EXERCISE DESCRIPTION |
Copy all lines that contain the word "Pengembang".

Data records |
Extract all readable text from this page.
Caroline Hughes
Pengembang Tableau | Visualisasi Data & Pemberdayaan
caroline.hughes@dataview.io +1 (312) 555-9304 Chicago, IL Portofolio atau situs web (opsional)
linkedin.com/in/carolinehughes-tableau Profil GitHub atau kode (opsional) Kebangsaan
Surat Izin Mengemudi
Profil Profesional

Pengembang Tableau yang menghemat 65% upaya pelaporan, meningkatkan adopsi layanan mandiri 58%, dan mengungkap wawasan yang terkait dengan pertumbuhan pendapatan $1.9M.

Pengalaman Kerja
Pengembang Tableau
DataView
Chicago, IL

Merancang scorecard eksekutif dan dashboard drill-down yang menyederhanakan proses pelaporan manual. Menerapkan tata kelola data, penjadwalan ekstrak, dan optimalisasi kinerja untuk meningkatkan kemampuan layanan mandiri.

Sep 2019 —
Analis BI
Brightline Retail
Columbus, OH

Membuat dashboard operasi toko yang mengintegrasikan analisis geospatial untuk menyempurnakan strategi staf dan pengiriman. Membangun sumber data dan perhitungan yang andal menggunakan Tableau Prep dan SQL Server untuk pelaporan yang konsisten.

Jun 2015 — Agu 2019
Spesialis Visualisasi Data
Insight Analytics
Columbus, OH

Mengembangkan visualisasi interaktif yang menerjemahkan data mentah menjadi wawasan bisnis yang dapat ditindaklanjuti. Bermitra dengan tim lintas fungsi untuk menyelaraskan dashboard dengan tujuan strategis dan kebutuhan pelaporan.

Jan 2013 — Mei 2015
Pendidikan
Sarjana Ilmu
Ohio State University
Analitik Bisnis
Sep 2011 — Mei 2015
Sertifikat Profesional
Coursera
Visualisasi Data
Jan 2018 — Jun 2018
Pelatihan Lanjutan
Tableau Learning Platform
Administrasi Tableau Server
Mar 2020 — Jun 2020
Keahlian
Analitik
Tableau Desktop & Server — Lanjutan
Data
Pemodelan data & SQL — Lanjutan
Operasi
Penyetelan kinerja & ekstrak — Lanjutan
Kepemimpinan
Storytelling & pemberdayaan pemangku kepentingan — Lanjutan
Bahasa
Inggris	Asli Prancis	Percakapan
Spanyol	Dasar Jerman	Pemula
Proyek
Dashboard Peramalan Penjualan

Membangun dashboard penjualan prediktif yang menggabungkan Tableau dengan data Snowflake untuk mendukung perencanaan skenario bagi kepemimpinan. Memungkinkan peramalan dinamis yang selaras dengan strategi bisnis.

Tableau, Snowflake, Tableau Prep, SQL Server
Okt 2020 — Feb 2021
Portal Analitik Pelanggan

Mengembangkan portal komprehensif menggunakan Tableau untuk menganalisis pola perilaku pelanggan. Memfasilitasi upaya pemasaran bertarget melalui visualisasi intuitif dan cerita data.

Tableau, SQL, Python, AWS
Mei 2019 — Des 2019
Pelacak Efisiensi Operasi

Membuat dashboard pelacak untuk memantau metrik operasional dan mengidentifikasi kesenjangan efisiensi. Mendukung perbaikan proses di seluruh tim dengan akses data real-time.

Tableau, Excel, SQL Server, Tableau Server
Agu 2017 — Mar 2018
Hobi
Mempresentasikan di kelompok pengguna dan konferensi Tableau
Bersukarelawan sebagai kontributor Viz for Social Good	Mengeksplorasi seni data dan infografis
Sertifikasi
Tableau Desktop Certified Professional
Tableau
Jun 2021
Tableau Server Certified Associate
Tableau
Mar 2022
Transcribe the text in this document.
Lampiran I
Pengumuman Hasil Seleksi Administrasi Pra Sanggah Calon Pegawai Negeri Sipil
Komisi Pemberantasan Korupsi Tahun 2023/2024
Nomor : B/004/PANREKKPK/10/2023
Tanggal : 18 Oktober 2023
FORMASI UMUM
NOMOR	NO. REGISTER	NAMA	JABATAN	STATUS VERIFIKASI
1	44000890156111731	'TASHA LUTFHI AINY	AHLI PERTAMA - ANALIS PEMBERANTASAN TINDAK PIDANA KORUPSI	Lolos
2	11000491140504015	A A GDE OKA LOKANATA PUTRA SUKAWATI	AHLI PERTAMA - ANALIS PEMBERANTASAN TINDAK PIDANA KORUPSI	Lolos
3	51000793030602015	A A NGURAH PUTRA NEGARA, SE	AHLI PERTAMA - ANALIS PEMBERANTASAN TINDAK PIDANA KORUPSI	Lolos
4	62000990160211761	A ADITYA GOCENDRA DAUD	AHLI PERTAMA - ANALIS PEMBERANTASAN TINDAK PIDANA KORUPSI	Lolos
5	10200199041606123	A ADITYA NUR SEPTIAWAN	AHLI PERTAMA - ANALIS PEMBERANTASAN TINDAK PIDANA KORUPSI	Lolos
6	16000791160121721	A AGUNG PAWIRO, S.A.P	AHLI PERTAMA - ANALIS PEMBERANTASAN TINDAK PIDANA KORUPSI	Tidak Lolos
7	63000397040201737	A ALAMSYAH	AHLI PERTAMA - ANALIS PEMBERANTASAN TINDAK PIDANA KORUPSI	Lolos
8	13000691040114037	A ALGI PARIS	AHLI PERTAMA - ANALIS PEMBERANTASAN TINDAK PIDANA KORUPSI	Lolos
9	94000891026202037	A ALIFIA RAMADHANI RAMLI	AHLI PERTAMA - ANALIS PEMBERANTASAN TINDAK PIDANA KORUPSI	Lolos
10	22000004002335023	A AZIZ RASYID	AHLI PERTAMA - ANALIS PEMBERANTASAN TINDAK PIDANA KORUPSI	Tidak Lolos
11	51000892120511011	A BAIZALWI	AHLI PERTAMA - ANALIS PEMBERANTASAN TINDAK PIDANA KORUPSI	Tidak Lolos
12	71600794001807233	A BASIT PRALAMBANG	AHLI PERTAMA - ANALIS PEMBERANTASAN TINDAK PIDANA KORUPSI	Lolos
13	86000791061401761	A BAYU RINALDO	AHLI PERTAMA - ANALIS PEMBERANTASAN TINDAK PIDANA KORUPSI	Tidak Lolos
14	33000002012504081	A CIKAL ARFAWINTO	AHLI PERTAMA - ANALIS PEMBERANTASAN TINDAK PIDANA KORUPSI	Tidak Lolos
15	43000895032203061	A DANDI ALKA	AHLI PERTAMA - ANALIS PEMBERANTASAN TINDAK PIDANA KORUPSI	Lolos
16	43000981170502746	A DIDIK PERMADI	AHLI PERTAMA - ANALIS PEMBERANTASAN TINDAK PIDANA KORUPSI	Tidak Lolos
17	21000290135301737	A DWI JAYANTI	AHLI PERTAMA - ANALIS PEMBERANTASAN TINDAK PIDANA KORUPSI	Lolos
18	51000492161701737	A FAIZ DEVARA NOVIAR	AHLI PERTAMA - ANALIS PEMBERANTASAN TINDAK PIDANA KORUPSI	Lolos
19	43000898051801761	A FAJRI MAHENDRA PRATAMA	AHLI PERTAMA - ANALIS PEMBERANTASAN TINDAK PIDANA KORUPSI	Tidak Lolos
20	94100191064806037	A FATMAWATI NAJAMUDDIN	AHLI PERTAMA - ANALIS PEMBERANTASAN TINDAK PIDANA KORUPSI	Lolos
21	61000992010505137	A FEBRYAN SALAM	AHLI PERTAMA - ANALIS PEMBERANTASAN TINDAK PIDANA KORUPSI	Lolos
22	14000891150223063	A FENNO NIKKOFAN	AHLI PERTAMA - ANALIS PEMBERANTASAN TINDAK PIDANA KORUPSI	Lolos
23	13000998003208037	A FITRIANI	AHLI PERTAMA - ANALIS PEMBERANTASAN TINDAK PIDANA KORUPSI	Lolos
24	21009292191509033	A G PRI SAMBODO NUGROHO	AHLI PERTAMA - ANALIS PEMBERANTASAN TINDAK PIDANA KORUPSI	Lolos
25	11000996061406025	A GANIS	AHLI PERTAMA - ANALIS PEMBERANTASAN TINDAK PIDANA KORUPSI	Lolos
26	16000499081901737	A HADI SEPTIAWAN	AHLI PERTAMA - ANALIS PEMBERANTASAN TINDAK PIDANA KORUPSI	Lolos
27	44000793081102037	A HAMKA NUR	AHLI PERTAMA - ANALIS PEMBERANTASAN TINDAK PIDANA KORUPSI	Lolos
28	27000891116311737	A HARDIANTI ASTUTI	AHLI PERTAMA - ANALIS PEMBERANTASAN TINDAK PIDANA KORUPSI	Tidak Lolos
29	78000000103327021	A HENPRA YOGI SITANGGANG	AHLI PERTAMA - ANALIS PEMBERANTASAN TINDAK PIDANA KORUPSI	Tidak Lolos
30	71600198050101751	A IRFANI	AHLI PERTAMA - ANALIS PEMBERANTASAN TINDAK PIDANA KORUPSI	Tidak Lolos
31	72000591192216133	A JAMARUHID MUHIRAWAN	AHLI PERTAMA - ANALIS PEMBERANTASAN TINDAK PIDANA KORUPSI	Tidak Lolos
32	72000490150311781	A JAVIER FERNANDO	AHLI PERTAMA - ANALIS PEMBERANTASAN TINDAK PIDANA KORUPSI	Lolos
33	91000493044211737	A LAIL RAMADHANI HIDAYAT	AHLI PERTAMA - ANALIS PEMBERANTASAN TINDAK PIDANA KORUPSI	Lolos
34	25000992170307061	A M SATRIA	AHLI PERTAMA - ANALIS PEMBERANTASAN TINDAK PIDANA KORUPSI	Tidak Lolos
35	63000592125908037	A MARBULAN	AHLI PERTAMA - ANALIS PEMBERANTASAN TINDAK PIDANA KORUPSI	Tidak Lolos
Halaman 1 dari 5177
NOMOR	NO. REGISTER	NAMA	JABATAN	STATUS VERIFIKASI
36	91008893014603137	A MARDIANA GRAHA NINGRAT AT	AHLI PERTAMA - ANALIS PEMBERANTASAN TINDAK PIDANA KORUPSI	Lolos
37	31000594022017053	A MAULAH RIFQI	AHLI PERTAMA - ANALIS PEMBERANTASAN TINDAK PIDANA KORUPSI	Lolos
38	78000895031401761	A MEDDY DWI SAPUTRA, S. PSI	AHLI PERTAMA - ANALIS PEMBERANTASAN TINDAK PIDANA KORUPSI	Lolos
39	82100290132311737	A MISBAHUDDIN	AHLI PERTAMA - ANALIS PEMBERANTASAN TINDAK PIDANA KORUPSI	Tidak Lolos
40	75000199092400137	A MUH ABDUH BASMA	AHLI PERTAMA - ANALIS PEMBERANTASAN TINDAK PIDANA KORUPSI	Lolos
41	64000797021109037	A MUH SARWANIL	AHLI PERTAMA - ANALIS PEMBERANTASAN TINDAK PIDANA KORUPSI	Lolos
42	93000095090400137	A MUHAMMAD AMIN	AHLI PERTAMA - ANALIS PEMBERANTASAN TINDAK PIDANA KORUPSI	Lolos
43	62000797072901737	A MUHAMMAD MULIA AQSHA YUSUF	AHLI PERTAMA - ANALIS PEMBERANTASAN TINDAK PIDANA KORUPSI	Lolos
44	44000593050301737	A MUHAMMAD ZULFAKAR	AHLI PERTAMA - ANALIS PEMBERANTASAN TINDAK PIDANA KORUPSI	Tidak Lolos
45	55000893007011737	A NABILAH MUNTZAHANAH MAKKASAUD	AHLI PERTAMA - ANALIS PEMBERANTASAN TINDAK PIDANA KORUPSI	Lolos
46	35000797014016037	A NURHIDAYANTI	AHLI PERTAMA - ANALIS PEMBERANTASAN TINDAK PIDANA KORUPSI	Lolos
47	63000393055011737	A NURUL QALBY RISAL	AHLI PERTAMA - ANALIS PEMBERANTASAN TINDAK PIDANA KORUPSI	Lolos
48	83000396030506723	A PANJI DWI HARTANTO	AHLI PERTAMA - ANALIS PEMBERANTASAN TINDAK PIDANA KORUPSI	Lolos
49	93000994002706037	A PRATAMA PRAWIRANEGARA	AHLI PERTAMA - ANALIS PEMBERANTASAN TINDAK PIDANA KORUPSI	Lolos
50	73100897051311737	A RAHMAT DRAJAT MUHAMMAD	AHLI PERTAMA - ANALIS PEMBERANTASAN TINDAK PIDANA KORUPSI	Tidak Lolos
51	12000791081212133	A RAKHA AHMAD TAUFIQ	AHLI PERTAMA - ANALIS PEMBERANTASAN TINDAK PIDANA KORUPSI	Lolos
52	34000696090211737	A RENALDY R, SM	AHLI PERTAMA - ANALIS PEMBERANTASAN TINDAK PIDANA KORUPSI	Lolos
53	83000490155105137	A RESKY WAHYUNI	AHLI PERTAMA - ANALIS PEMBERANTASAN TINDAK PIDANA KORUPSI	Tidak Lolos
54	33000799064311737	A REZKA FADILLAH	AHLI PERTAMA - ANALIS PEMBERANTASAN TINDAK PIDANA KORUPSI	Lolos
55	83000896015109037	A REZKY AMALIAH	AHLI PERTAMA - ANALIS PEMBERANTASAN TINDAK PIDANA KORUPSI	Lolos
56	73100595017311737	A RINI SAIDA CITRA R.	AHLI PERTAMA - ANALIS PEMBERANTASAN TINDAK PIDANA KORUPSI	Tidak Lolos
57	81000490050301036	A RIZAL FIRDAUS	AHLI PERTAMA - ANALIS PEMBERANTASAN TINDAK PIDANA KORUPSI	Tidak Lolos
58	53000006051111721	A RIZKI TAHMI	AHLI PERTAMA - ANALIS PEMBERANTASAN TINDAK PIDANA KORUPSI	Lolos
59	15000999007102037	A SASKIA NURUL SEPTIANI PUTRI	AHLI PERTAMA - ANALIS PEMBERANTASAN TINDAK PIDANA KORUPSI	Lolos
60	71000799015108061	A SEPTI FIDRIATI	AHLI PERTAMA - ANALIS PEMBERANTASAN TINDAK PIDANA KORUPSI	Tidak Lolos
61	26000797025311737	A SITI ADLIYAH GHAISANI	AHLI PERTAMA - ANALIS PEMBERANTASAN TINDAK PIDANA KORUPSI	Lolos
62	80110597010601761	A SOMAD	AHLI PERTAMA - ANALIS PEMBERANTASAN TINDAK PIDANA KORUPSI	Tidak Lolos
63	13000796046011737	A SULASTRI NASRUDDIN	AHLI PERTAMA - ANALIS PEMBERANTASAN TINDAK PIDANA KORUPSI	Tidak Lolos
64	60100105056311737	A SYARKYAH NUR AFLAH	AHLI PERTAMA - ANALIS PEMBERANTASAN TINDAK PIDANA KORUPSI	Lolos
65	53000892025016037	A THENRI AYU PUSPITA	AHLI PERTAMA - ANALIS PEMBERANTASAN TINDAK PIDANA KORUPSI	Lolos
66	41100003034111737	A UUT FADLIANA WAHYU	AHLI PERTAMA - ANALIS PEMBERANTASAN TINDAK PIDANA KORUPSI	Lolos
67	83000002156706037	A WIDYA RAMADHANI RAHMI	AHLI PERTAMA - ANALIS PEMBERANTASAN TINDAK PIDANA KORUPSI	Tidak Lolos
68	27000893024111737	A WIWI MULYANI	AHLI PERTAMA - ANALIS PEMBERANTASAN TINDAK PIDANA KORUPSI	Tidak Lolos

RESPONSE TO THE TASK |
Pengembang Tableau | Visualisasi Data & Pemberdayaan
Pengembang Tableau yang menghemat 65% upaya pelaporan, meningkatkan adopsi layanan mandiri 58%, dan mengungkap wawasan yang terkait dengan pertumbuhan pendapatan $1.9M.
Pengembang Tableau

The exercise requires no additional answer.